* start *

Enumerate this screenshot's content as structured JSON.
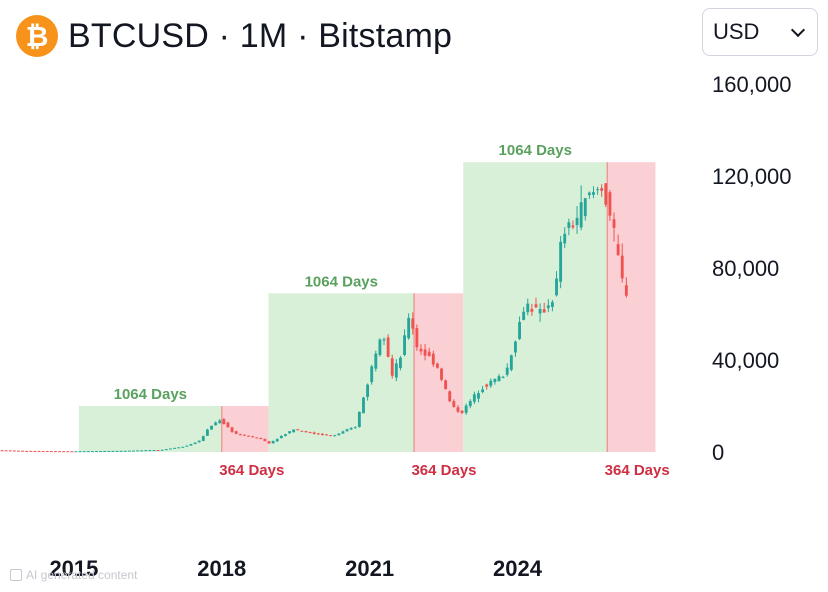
{
  "header": {
    "logo_glyph": "₿",
    "title": "BTCUSD · 1M · Bitstamp",
    "logo_color": "#f7931a"
  },
  "currency_select": {
    "value": "USD"
  },
  "watermark": {
    "text": "AI generated content"
  },
  "colors": {
    "up": "#26a69a",
    "down": "#ef5350",
    "bull_zone": "#d8f0d8",
    "bear_zone": "#fbd0d5",
    "bull_text": "#5aa15f",
    "bear_text": "#cf2e43"
  },
  "chart_data": {
    "type": "candlestick",
    "title": "BTCUSD · 1M · Bitstamp",
    "ylim": [
      0,
      160000
    ],
    "y_ticks": [
      0,
      40000,
      80000,
      120000,
      160000
    ],
    "y_tick_labels": [
      "0",
      "40,000",
      "80,000",
      "120,000",
      "160,000"
    ],
    "y_axis_position": "right",
    "x_range": [
      2013.5,
      2027.5
    ],
    "x_ticks": [
      2015,
      2018,
      2021,
      2024
    ],
    "x_tick_labels": [
      "2015",
      "2018",
      "2021",
      "2024"
    ],
    "grid": false,
    "zones": [
      {
        "type": "bull",
        "x_start": 2015.1,
        "x_end": 2018.0,
        "y_top": 20000,
        "label": "1064 Days"
      },
      {
        "type": "bear",
        "x_start": 2018.0,
        "x_end": 2018.95,
        "y_top": 20000,
        "label": "364 Days"
      },
      {
        "type": "bull",
        "x_start": 2018.95,
        "x_end": 2021.9,
        "y_top": 69000,
        "label": "1064 Days"
      },
      {
        "type": "bear",
        "x_start": 2021.9,
        "x_end": 2022.9,
        "y_top": 69000,
        "label": "364 Days"
      },
      {
        "type": "bull",
        "x_start": 2022.9,
        "x_end": 2025.82,
        "y_top": 126000,
        "label": "1064 Days"
      },
      {
        "type": "bear",
        "x_start": 2025.82,
        "x_end": 2026.8,
        "y_top": 126000,
        "label": "364 Days"
      }
    ],
    "price_path": {
      "x": [
        2013.5,
        2014.0,
        2015.0,
        2016.0,
        2016.8,
        2017.3,
        2017.6,
        2017.8,
        2018.0,
        2018.3,
        2018.8,
        2019.0,
        2019.5,
        2019.9,
        2020.3,
        2020.75,
        2021.0,
        2021.3,
        2021.5,
        2021.7,
        2021.85,
        2022.0,
        2022.4,
        2022.7,
        2022.9,
        2023.3,
        2023.8,
        2024.2,
        2024.5,
        2024.8,
        2024.95,
        2025.2,
        2025.45,
        2025.75,
        2025.9,
        2026.05,
        2026.2
      ],
      "y": [
        800,
        500,
        300,
        500,
        900,
        2500,
        5000,
        11000,
        14000,
        8000,
        6000,
        3800,
        10000,
        8000,
        7000,
        11000,
        30000,
        55000,
        33000,
        43000,
        61000,
        46000,
        38000,
        20000,
        17000,
        28000,
        34000,
        65000,
        60000,
        68000,
        95000,
        100000,
        110000,
        116000,
        105000,
        88000,
        70000
      ]
    }
  },
  "annotations": {
    "bull_labels": [
      "1064 Days",
      "1064 Days",
      "1064 Days"
    ],
    "bear_labels": [
      "364 Days",
      "364 Days",
      "364 Days"
    ]
  }
}
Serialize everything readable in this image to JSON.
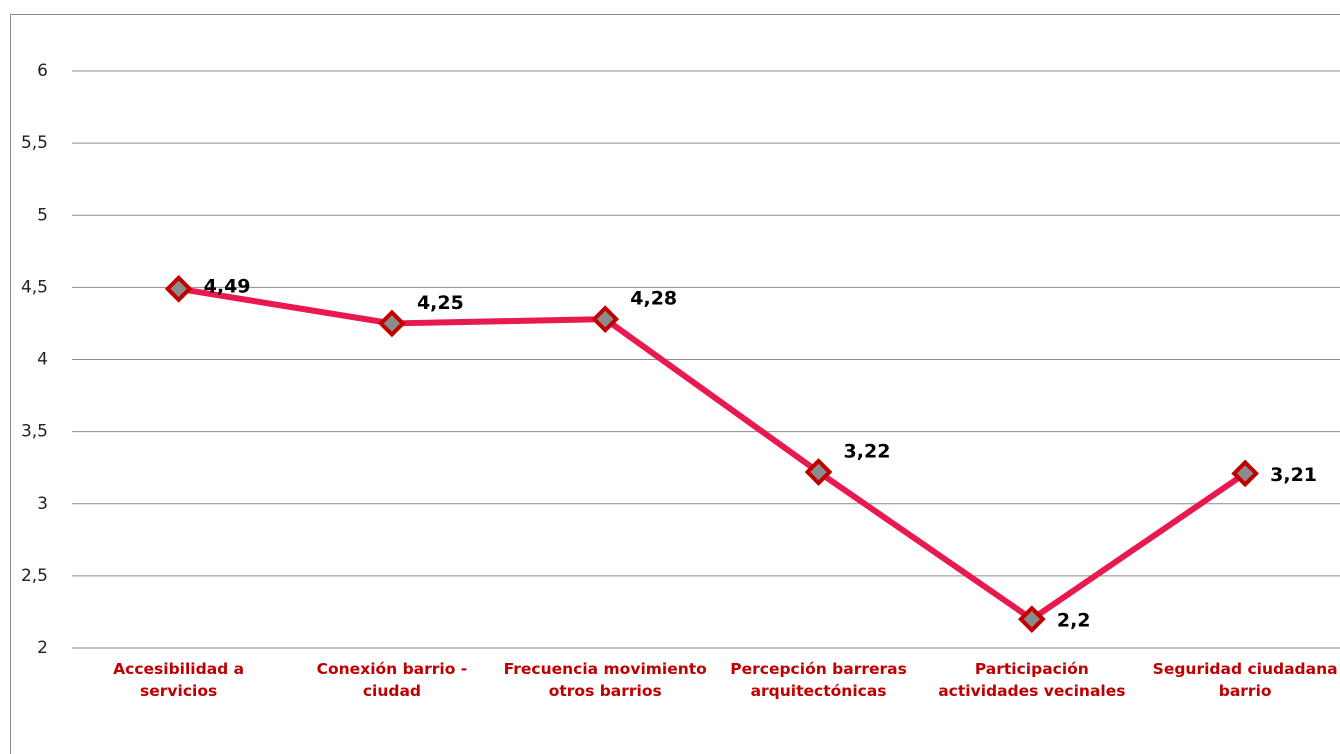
{
  "chart_data": {
    "type": "line",
    "categories": [
      "Accesibilidad a servicios",
      "Conexión barrio - ciudad",
      "Frecuencia movimiento otros barrios",
      "Percepción barreras arquitectónicas",
      "Participación actividades vecinales",
      "Seguridad ciudadana barrio"
    ],
    "series": [
      {
        "name": null,
        "color": "#e8194f",
        "values": [
          4.49,
          4.25,
          4.28,
          3.22,
          2.2,
          3.21
        ],
        "value_labels": [
          "4,49",
          "4,25",
          "4,28",
          "3,22",
          "2,2",
          "3,21"
        ]
      }
    ],
    "ylim": [
      2,
      6
    ],
    "yticks": [
      2,
      {
        "value": 2.5,
        "label": "2,5"
      },
      3,
      {
        "value": 3.5,
        "label": "3,5"
      },
      4,
      {
        "value": 4.5,
        "label": "4,5"
      },
      5,
      {
        "value": 5.5,
        "label": "5,5"
      },
      6
    ],
    "grid": true
  }
}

* end *

» **What you need to do**
Leave the images out and output the remaining material exactly as it stands.

» **Full answer**
Enumerate this screenshot's content as structured JSON.
{
  "header": {
    "logo_glyph": "₿",
    "title": "BTCUSD · 1M · Bitstamp",
    "logo_color": "#f7931a"
  },
  "currency_select": {
    "value": "USD"
  },
  "watermark": {
    "text": "AI generated content"
  },
  "colors": {
    "up": "#26a69a",
    "down": "#ef5350",
    "bull_zone": "#d8f0d8",
    "bear_zone": "#fbd0d5",
    "bull_text": "#5aa15f",
    "bear_text": "#cf2e43"
  },
  "chart_data": {
    "type": "candlestick",
    "title": "BTCUSD · 1M · Bitstamp",
    "ylim": [
      0,
      160000
    ],
    "y_ticks": [
      0,
      40000,
      80000,
      120000,
      160000
    ],
    "y_tick_labels": [
      "0",
      "40,000",
      "80,000",
      "120,000",
      "160,000"
    ],
    "y_axis_position": "right",
    "x_range": [
      2013.5,
      2027.5
    ],
    "x_ticks": [
      2015,
      2018,
      2021,
      2024
    ],
    "x_tick_labels": [
      "2015",
      "2018",
      "2021",
      "2024"
    ],
    "grid": false,
    "zones": [
      {
        "type": "bull",
        "x_start": 2015.1,
        "x_end": 2018.0,
        "y_top": 20000,
        "label": "1064 Days"
      },
      {
        "type": "bear",
        "x_start": 2018.0,
        "x_end": 2018.95,
        "y_top": 20000,
        "label": "364 Days"
      },
      {
        "type": "bull",
        "x_start": 2018.95,
        "x_end": 2021.9,
        "y_top": 69000,
        "label": "1064 Days"
      },
      {
        "type": "bear",
        "x_start": 2021.9,
        "x_end": 2022.9,
        "y_top": 69000,
        "label": "364 Days"
      },
      {
        "type": "bull",
        "x_start": 2022.9,
        "x_end": 2025.82,
        "y_top": 126000,
        "label": "1064 Days"
      },
      {
        "type": "bear",
        "x_start": 2025.82,
        "x_end": 2026.8,
        "y_top": 126000,
        "label": "364 Days"
      }
    ],
    "price_path": {
      "x": [
        2013.5,
        2014.0,
        2015.0,
        2016.0,
        2016.8,
        2017.3,
        2017.6,
        2017.8,
        2018.0,
        2018.3,
        2018.8,
        2019.0,
        2019.5,
        2019.9,
        2020.3,
        2020.75,
        2021.0,
        2021.3,
        2021.5,
        2021.7,
        2021.85,
        2022.0,
        2022.4,
        2022.7,
        2022.9,
        2023.3,
        2023.8,
        2024.2,
        2024.5,
        2024.8,
        2024.95,
        2025.2,
        2025.45,
        2025.75,
        2025.9,
        2026.05,
        2026.2
      ],
      "y": [
        800,
        500,
        300,
        500,
        900,
        2500,
        5000,
        11000,
        14000,
        8000,
        6000,
        3800,
        10000,
        8000,
        7000,
        11000,
        30000,
        55000,
        33000,
        43000,
        61000,
        46000,
        38000,
        20000,
        17000,
        28000,
        34000,
        65000,
        60000,
        68000,
        95000,
        100000,
        110000,
        116000,
        105000,
        88000,
        70000
      ]
    }
  },
  "annotations": {
    "bull_labels": [
      "1064 Days",
      "1064 Days",
      "1064 Days"
    ],
    "bear_labels": [
      "364 Days",
      "364 Days",
      "364 Days"
    ]
  }
}
Serialize everything readable in this image to JSON.
{
  "chart_data": {
    "type": "line",
    "categories": [
      "Accesibilidad a servicios",
      "Conexión barrio - ciudad",
      "Frecuencia movimiento otros barrios",
      "Percepción barreras arquitectónicas",
      "Participación actividades vecinales",
      "Seguridad ciudadana barrio"
    ],
    "series": [
      {
        "name": null,
        "color": "#e8194f",
        "values": [
          4.49,
          4.25,
          4.28,
          3.22,
          2.2,
          3.21
        ],
        "value_labels": [
          "4,49",
          "4,25",
          "4,28",
          "3,22",
          "2,2",
          "3,21"
        ]
      }
    ],
    "ylim": [
      2,
      6
    ],
    "yticks": [
      2,
      {
        "value": 2.5,
        "label": "2,5"
      },
      3,
      {
        "value": 3.5,
        "label": "3,5"
      },
      4,
      {
        "value": 4.5,
        "label": "4,5"
      },
      5,
      {
        "value": 5.5,
        "label": "5,5"
      },
      6
    ],
    "grid": true
  }
}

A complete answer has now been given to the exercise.